Exercise goal —
Copy out all lines of the records in which the word "depuis" appears.

Material provided —
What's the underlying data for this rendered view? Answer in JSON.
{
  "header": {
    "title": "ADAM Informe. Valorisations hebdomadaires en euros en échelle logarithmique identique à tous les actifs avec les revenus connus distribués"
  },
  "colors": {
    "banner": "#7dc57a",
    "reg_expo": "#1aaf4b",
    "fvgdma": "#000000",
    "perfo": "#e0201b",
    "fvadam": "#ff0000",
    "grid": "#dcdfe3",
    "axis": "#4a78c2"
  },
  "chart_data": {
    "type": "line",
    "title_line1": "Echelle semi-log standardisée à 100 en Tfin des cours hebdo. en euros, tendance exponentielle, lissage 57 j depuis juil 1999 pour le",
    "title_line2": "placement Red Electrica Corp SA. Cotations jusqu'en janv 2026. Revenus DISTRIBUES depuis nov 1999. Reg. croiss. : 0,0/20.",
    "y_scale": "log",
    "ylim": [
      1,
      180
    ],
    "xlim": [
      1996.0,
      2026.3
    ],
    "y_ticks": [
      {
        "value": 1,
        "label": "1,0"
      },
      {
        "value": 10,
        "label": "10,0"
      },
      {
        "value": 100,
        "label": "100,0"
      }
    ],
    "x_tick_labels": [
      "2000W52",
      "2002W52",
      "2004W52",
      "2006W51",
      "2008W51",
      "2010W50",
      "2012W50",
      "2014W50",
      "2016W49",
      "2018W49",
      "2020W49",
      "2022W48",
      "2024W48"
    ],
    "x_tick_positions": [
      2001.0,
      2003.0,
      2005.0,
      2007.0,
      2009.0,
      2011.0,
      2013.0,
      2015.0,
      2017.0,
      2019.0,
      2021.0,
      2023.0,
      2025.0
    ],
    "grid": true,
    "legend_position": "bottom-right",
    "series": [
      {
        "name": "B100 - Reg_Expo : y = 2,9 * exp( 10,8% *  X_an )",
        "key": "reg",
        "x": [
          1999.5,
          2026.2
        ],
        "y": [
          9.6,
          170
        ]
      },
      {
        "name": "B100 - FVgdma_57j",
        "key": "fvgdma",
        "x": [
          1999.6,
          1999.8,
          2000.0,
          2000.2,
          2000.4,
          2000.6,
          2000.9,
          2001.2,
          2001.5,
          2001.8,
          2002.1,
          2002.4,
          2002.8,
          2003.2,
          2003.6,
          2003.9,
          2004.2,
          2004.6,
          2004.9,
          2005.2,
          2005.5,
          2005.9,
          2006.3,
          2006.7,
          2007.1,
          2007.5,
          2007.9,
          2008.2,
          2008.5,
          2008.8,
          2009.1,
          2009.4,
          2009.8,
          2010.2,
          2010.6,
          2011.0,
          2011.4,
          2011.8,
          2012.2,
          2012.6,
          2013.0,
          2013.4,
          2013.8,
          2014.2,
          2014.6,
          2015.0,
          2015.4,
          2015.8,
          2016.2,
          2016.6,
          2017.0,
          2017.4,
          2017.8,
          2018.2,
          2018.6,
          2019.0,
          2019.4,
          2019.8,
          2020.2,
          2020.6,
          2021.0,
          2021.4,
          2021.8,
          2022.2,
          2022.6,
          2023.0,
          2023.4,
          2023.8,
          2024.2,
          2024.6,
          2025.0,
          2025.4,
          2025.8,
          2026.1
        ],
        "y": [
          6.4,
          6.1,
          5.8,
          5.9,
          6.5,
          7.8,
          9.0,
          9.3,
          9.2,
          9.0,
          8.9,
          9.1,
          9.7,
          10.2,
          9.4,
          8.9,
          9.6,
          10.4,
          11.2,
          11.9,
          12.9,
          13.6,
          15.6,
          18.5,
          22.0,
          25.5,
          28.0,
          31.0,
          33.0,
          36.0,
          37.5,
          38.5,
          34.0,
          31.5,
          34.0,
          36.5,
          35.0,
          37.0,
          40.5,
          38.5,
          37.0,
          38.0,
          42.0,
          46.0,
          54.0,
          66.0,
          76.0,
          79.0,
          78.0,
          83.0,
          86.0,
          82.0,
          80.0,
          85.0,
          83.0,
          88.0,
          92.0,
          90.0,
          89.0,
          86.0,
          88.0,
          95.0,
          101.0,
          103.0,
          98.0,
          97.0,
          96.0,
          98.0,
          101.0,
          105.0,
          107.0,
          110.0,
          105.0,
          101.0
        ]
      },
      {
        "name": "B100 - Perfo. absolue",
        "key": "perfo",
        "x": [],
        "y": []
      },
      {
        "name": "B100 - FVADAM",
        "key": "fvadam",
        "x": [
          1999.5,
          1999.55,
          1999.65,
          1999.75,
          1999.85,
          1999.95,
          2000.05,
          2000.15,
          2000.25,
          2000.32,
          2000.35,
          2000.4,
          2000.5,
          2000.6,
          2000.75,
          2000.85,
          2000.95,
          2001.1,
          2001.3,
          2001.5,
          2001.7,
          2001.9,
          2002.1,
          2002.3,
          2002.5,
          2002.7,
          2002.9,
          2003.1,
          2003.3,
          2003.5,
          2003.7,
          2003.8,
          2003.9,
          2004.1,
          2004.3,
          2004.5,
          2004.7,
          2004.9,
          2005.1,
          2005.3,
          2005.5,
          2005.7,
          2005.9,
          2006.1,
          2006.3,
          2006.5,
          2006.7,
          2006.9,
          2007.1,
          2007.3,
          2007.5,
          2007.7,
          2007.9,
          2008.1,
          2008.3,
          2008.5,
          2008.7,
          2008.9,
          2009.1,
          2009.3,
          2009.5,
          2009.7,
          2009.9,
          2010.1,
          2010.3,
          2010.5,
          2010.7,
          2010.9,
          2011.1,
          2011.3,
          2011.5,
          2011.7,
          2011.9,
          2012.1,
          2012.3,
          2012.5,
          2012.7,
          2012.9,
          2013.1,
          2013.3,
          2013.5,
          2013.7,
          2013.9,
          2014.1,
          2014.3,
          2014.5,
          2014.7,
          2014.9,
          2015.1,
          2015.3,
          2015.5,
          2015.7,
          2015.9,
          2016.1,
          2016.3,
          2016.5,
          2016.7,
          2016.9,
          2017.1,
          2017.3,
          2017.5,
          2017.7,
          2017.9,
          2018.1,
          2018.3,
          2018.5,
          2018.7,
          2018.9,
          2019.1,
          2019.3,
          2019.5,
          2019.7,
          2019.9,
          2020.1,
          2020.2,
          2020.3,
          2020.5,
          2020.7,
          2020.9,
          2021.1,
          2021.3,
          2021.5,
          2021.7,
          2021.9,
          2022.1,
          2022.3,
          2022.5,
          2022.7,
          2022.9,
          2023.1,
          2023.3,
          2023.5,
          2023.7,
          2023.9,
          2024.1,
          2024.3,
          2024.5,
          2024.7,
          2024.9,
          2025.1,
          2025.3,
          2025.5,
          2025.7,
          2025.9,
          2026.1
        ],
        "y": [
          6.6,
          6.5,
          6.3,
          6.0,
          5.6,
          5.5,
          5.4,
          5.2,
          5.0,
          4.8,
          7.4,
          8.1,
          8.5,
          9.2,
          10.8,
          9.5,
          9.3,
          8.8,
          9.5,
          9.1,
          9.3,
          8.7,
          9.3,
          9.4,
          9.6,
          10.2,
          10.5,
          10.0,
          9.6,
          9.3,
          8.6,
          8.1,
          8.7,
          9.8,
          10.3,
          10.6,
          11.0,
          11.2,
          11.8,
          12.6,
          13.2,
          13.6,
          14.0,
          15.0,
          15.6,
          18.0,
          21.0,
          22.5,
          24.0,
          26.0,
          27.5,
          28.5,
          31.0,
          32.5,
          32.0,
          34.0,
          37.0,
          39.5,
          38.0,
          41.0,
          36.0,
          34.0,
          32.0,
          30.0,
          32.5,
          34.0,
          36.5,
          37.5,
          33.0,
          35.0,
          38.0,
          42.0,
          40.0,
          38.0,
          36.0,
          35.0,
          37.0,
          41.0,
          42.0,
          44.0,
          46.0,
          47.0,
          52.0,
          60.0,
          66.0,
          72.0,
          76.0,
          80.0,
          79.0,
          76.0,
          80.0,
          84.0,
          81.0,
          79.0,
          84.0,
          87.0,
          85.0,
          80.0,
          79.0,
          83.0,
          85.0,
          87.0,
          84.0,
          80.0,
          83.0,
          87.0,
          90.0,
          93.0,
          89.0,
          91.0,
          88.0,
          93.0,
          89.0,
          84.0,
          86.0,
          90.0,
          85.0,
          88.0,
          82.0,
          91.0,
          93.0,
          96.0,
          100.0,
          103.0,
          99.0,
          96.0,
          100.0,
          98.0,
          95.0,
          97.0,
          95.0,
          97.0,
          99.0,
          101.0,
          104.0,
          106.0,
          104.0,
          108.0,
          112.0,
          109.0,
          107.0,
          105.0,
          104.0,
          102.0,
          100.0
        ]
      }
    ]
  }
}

Answer to this task —
    "title_line1": "Echelle semi-log standardisée à 100 en Tfin des cours hebdo. en euros, tendance exponentielle, lissage 57 j depuis juil 1999 pour le",
    "title_line2": "placement Red Electrica Corp SA. Cotations jusqu'en janv 2026. Revenus DISTRIBUES depuis nov 1999. Reg. croiss. : 0,0/20.",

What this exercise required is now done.